» **Exercise directions**
Rewrite the lines below as a numbered list, omitting any blank lines.

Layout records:
________________
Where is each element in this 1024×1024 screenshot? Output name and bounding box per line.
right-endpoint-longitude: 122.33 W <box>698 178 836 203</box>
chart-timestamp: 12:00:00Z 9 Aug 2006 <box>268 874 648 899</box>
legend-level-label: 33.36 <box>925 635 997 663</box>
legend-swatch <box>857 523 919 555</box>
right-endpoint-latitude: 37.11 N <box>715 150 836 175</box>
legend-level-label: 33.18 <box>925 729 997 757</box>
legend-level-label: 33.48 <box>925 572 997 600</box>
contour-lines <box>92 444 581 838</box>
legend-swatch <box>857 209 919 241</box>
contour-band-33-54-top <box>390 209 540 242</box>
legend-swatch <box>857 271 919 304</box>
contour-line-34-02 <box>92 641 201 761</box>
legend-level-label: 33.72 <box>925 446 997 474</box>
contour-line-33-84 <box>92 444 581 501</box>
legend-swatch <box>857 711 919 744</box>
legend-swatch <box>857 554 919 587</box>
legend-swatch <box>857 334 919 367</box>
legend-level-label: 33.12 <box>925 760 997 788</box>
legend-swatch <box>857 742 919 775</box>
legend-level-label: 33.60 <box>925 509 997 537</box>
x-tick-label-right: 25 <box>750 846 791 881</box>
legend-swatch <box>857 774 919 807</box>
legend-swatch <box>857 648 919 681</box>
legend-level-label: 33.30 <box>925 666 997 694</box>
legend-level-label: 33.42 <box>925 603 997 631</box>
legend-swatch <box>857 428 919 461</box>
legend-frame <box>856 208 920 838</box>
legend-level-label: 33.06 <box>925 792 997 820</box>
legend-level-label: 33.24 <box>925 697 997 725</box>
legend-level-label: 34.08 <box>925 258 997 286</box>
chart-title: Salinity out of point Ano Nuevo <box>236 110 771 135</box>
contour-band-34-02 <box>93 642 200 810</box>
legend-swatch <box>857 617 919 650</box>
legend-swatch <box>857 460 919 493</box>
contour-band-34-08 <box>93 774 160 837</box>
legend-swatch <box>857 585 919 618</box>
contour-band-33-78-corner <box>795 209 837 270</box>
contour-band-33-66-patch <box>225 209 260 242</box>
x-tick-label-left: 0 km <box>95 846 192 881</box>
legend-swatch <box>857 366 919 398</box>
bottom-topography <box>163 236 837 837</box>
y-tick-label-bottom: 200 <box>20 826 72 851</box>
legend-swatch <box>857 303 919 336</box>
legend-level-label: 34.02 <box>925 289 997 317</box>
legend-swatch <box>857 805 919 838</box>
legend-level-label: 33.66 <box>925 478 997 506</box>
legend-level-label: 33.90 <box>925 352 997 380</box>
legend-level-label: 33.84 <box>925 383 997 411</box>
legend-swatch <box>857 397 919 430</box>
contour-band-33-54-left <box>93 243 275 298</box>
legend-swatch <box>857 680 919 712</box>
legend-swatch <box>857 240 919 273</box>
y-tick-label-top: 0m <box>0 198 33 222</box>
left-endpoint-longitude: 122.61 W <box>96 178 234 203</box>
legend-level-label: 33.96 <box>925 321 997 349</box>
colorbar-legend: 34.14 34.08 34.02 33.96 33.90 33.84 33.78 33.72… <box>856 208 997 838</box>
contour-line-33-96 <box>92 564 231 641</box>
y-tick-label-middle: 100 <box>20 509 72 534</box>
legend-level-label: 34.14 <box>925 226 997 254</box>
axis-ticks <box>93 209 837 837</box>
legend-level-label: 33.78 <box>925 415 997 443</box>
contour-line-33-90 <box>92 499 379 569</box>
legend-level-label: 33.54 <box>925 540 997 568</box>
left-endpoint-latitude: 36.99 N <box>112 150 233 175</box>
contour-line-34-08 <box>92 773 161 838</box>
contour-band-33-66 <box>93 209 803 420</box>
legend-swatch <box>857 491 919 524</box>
________________
» **Written answer**
1. Where is each element in this 1024×1024 screenshot? Output name and bounding box per line.
2. right-endpoint-longitude: 122.33 W <box>698 178 836 203</box>
3. chart-timestamp: 12:00:00Z 9 Aug 2006 <box>268 874 648 899</box>
4. legend-level-label: 33.36 <box>925 635 997 663</box>
5. legend-swatch <box>857 523 919 555</box>
6. right-endpoint-latitude: 37.11 N <box>715 150 836 175</box>
7. legend-level-label: 33.18 <box>925 729 997 757</box>
8. legend-level-label: 33.48 <box>925 572 997 600</box>
9. contour-lines <box>92 444 581 838</box>
10. legend-swatch <box>857 209 919 241</box>
11. contour-band-33-54-top <box>390 209 540 242</box>
12. legend-swatch <box>857 271 919 304</box>
13. contour-line-34-02 <box>92 641 201 761</box>
14. legend-level-label: 33.72 <box>925 446 997 474</box>
15. contour-line-33-84 <box>92 444 581 501</box>
16. legend-swatch <box>857 711 919 744</box>
17. legend-swatch <box>857 554 919 587</box>
18. legend-swatch <box>857 334 919 367</box>
19. legend-level-label: 33.12 <box>925 760 997 788</box>
20. legend-swatch <box>857 742 919 775</box>
21. legend-level-label: 33.60 <box>925 509 997 537</box>
22. x-tick-label-right: 25 <box>750 846 791 881</box>
23. legend-swatch <box>857 774 919 807</box>
24. legend-swatch <box>857 648 919 681</box>
25. legend-level-label: 33.30 <box>925 666 997 694</box>
26. legend-level-label: 33.42 <box>925 603 997 631</box>
27. legend-swatch <box>857 428 919 461</box>
28. legend-frame <box>856 208 920 838</box>
29. legend-level-label: 33.06 <box>925 792 997 820</box>
30. legend-level-label: 33.24 <box>925 697 997 725</box>
31. legend-level-label: 34.08 <box>925 258 997 286</box>
32. chart-title: Salinity out of point Ano Nuevo <box>236 110 771 135</box>
33. contour-band-34-02 <box>93 642 200 810</box>
34. legend-swatch <box>857 617 919 650</box>
35. legend-swatch <box>857 460 919 493</box>
36. contour-band-34-08 <box>93 774 160 837</box>
37. legend-swatch <box>857 585 919 618</box>
38. contour-band-33-78-corner <box>795 209 837 270</box>
39. contour-band-33-66-patch <box>225 209 260 242</box>
40. x-tick-label-left: 0 km <box>95 846 192 881</box>
41. legend-swatch <box>857 366 919 398</box>
42. bottom-topography <box>163 236 837 837</box>
43. y-tick-label-bottom: 200 <box>20 826 72 851</box>
44. legend-swatch <box>857 303 919 336</box>
45. legend-level-label: 34.02 <box>925 289 997 317</box>
46. legend-swatch <box>857 805 919 838</box>
47. legend-level-label: 33.66 <box>925 478 997 506</box>
48. legend-level-label: 33.90 <box>925 352 997 380</box>
49. legend-level-label: 33.84 <box>925 383 997 411</box>
50. legend-swatch <box>857 397 919 430</box>
51. contour-band-33-54-left <box>93 243 275 298</box>
52. legend-swatch <box>857 680 919 712</box>
53. legend-swatch <box>857 240 919 273</box>
54. y-tick-label-top: 0m <box>0 198 33 222</box>
55. left-endpoint-longitude: 122.61 W <box>96 178 234 203</box>
56. legend-level-label: 33.96 <box>925 321 997 349</box>
57. colorbar-legend: 34.14 34.08 34.02 33.96 33.90 33.84 33.78 33.72… <box>856 208 997 838</box>
58. contour-line-33-96 <box>92 564 231 641</box>
59. y-tick-label-middle: 100 <box>20 509 72 534</box>
60. legend-level-label: 34.14 <box>925 226 997 254</box>
61. axis-ticks <box>93 209 837 837</box>
62. legend-level-label: 33.78 <box>925 415 997 443</box>
63. contour-line-33-90 <box>92 499 379 569</box>
64. legend-level-label: 33.54 <box>925 540 997 568</box>
65. left-endpoint-latitude: 36.99 N <box>112 150 233 175</box>
66. contour-line-34-08 <box>92 773 161 838</box>
67. contour-band-33-66 <box>93 209 803 420</box>
68. legend-swatch <box>857 491 919 524</box>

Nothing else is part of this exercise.